'''

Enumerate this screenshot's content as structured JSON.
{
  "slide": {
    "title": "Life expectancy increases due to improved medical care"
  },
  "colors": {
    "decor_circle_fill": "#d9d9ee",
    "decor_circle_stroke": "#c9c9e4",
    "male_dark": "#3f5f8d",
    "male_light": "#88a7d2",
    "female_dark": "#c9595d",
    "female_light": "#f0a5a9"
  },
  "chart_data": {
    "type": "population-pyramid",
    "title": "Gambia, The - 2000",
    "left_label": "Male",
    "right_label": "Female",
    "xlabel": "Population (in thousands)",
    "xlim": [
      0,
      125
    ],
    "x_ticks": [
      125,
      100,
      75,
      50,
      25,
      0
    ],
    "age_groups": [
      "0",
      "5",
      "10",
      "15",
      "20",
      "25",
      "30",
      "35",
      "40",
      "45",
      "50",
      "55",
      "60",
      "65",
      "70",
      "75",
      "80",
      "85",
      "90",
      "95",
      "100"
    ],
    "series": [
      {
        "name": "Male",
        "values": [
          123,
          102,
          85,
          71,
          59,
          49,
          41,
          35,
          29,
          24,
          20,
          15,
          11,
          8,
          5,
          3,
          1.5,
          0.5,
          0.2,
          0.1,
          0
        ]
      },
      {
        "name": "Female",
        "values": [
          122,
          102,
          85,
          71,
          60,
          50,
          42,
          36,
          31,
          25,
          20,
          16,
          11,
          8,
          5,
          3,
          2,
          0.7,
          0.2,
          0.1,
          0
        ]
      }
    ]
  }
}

'''

▶ _THE REQUEST_:
Copy out each record exactly as given, omitting none.

▶ _RESULT_:
Enumerate this screenshot's content as structured JSON.
{
  "slide": {
    "title": "Life expectancy increases due to improved medical care"
  },
  "colors": {
    "decor_circle_fill": "#d9d9ee",
    "decor_circle_stroke": "#c9c9e4",
    "male_dark": "#3f5f8d",
    "male_light": "#88a7d2",
    "female_dark": "#c9595d",
    "female_light": "#f0a5a9"
  },
  "chart_data": {
    "type": "population-pyramid",
    "title": "Gambia, The - 2000",
    "left_label": "Male",
    "right_label": "Female",
    "xlabel": "Population (in thousands)",
    "xlim": [
      0,
      125
    ],
    "x_ticks": [
      125,
      100,
      75,
      50,
      25,
      0
    ],
    "age_groups": [
      "0",
      "5",
      "10",
      "15",
      "20",
      "25",
      "30",
      "35",
      "40",
      "45",
      "50",
      "55",
      "60",
      "65",
      "70",
      "75",
      "80",
      "85",
      "90",
      "95",
      "100"
    ],
    "series": [
      {
        "name": "Male",
        "values": [
          123,
          102,
          85,
          71,
          59,
          49,
          41,
          35,
          29,
          24,
          20,
          15,
          11,
          8,
          5,
          3,
          1.5,
          0.5,
          0.2,
          0.1,
          0
        ]
      },
      {
        "name": "Female",
        "values": [
          122,
          102,
          85,
          71,
          60,
          50,
          42,
          36,
          31,
          25,
          20,
          16,
          11,
          8,
          5,
          3,
          2,
          0.7,
          0.2,
          0.1,
          0
        ]
      }
    ]
  }
}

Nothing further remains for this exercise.